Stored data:
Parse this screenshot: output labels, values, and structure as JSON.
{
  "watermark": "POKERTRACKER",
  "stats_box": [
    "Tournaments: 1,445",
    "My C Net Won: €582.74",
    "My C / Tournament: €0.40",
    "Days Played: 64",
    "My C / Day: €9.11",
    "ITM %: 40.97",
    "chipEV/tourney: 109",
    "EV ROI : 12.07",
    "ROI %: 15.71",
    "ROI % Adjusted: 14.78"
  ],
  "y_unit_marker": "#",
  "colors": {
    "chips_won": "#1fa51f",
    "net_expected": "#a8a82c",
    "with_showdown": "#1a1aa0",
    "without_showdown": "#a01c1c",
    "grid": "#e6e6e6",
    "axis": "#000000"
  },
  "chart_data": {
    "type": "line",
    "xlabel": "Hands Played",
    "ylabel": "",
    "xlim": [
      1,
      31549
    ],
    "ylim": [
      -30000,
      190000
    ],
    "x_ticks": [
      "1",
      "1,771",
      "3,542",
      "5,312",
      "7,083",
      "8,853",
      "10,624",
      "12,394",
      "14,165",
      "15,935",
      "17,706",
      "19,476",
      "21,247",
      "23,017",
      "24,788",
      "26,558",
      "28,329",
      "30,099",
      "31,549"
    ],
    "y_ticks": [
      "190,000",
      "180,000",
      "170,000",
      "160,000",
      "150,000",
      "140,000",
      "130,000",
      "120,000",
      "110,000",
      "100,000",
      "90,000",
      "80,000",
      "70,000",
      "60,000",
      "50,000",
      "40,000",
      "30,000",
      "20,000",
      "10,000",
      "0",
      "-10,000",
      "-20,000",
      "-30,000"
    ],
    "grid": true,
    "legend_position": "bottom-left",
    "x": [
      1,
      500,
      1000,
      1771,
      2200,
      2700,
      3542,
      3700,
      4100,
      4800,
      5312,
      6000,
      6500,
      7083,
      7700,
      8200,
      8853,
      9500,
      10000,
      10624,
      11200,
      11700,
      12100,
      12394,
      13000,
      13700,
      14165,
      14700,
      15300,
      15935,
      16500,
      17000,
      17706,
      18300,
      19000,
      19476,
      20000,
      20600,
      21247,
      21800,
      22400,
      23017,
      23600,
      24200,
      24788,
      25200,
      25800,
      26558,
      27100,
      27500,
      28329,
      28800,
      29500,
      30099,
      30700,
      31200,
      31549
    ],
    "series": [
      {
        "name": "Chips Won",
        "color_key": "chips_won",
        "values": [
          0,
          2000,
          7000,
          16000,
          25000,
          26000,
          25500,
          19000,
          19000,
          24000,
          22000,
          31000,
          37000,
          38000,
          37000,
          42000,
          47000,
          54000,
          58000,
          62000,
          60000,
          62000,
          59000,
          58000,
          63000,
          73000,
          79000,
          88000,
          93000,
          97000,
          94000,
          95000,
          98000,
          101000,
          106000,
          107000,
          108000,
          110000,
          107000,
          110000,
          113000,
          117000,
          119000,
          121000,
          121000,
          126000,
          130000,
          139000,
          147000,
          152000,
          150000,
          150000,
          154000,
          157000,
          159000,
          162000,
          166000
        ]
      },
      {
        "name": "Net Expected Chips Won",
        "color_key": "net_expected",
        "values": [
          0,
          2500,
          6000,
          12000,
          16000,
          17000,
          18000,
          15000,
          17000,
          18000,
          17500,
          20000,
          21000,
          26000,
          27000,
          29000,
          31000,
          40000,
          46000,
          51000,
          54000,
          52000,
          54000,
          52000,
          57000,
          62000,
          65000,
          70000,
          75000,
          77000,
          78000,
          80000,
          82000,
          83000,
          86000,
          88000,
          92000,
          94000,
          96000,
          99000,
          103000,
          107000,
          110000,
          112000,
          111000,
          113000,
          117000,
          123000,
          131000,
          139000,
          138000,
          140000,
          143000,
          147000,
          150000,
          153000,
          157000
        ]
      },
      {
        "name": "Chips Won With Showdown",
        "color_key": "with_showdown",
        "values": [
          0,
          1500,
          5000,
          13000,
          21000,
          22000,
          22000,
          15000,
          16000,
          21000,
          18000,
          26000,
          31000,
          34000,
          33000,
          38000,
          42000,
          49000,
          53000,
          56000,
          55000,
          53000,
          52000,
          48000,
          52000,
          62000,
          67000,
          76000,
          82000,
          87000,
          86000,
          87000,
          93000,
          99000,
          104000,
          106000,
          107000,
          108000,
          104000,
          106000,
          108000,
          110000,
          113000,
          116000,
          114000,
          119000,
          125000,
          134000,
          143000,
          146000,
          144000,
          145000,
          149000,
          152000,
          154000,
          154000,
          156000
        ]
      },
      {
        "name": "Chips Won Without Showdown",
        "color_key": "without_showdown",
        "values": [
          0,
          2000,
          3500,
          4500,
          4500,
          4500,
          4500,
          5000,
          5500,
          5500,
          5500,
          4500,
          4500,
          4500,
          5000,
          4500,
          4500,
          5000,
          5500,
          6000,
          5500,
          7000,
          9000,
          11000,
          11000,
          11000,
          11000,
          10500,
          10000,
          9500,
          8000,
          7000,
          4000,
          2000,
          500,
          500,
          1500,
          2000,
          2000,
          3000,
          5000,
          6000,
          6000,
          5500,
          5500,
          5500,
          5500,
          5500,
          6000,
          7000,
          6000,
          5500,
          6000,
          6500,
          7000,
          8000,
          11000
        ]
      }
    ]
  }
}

# What you will do
Make an exact copy of every entry.

# Final result
Parse this screenshot: output labels, values, and structure as JSON.
{
  "watermark": "POKERTRACKER",
  "stats_box": [
    "Tournaments: 1,445",
    "My C Net Won: €582.74",
    "My C / Tournament: €0.40",
    "Days Played: 64",
    "My C / Day: €9.11",
    "ITM %: 40.97",
    "chipEV/tourney: 109",
    "EV ROI : 12.07",
    "ROI %: 15.71",
    "ROI % Adjusted: 14.78"
  ],
  "y_unit_marker": "#",
  "colors": {
    "chips_won": "#1fa51f",
    "net_expected": "#a8a82c",
    "with_showdown": "#1a1aa0",
    "without_showdown": "#a01c1c",
    "grid": "#e6e6e6",
    "axis": "#000000"
  },
  "chart_data": {
    "type": "line",
    "xlabel": "Hands Played",
    "ylabel": "",
    "xlim": [
      1,
      31549
    ],
    "ylim": [
      -30000,
      190000
    ],
    "x_ticks": [
      "1",
      "1,771",
      "3,542",
      "5,312",
      "7,083",
      "8,853",
      "10,624",
      "12,394",
      "14,165",
      "15,935",
      "17,706",
      "19,476",
      "21,247",
      "23,017",
      "24,788",
      "26,558",
      "28,329",
      "30,099",
      "31,549"
    ],
    "y_ticks": [
      "190,000",
      "180,000",
      "170,000",
      "160,000",
      "150,000",
      "140,000",
      "130,000",
      "120,000",
      "110,000",
      "100,000",
      "90,000",
      "80,000",
      "70,000",
      "60,000",
      "50,000",
      "40,000",
      "30,000",
      "20,000",
      "10,000",
      "0",
      "-10,000",
      "-20,000",
      "-30,000"
    ],
    "grid": true,
    "legend_position": "bottom-left",
    "x": [
      1,
      500,
      1000,
      1771,
      2200,
      2700,
      3542,
      3700,
      4100,
      4800,
      5312,
      6000,
      6500,
      7083,
      7700,
      8200,
      8853,
      9500,
      10000,
      10624,
      11200,
      11700,
      12100,
      12394,
      13000,
      13700,
      14165,
      14700,
      15300,
      15935,
      16500,
      17000,
      17706,
      18300,
      19000,
      19476,
      20000,
      20600,
      21247,
      21800,
      22400,
      23017,
      23600,
      24200,
      24788,
      25200,
      25800,
      26558,
      27100,
      27500,
      28329,
      28800,
      29500,
      30099,
      30700,
      31200,
      31549
    ],
    "series": [
      {
        "name": "Chips Won",
        "color_key": "chips_won",
        "values": [
          0,
          2000,
          7000,
          16000,
          25000,
          26000,
          25500,
          19000,
          19000,
          24000,
          22000,
          31000,
          37000,
          38000,
          37000,
          42000,
          47000,
          54000,
          58000,
          62000,
          60000,
          62000,
          59000,
          58000,
          63000,
          73000,
          79000,
          88000,
          93000,
          97000,
          94000,
          95000,
          98000,
          101000,
          106000,
          107000,
          108000,
          110000,
          107000,
          110000,
          113000,
          117000,
          119000,
          121000,
          121000,
          126000,
          130000,
          139000,
          147000,
          152000,
          150000,
          150000,
          154000,
          157000,
          159000,
          162000,
          166000
        ]
      },
      {
        "name": "Net Expected Chips Won",
        "color_key": "net_expected",
        "values": [
          0,
          2500,
          6000,
          12000,
          16000,
          17000,
          18000,
          15000,
          17000,
          18000,
          17500,
          20000,
          21000,
          26000,
          27000,
          29000,
          31000,
          40000,
          46000,
          51000,
          54000,
          52000,
          54000,
          52000,
          57000,
          62000,
          65000,
          70000,
          75000,
          77000,
          78000,
          80000,
          82000,
          83000,
          86000,
          88000,
          92000,
          94000,
          96000,
          99000,
          103000,
          107000,
          110000,
          112000,
          111000,
          113000,
          117000,
          123000,
          131000,
          139000,
          138000,
          140000,
          143000,
          147000,
          150000,
          153000,
          157000
        ]
      },
      {
        "name": "Chips Won With Showdown",
        "color_key": "with_showdown",
        "values": [
          0,
          1500,
          5000,
          13000,
          21000,
          22000,
          22000,
          15000,
          16000,
          21000,
          18000,
          26000,
          31000,
          34000,
          33000,
          38000,
          42000,
          49000,
          53000,
          56000,
          55000,
          53000,
          52000,
          48000,
          52000,
          62000,
          67000,
          76000,
          82000,
          87000,
          86000,
          87000,
          93000,
          99000,
          104000,
          106000,
          107000,
          108000,
          104000,
          106000,
          108000,
          110000,
          113000,
          116000,
          114000,
          119000,
          125000,
          134000,
          143000,
          146000,
          144000,
          145000,
          149000,
          152000,
          154000,
          154000,
          156000
        ]
      },
      {
        "name": "Chips Won Without Showdown",
        "color_key": "without_showdown",
        "values": [
          0,
          2000,
          3500,
          4500,
          4500,
          4500,
          4500,
          5000,
          5500,
          5500,
          5500,
          4500,
          4500,
          4500,
          5000,
          4500,
          4500,
          5000,
          5500,
          6000,
          5500,
          7000,
          9000,
          11000,
          11000,
          11000,
          11000,
          10500,
          10000,
          9500,
          8000,
          7000,
          4000,
          2000,
          500,
          500,
          1500,
          2000,
          2000,
          3000,
          5000,
          6000,
          6000,
          5500,
          5500,
          5500,
          5500,
          5500,
          6000,
          7000,
          6000,
          5500,
          6000,
          6500,
          7000,
          8000,
          11000
        ]
      }
    ]
  }
}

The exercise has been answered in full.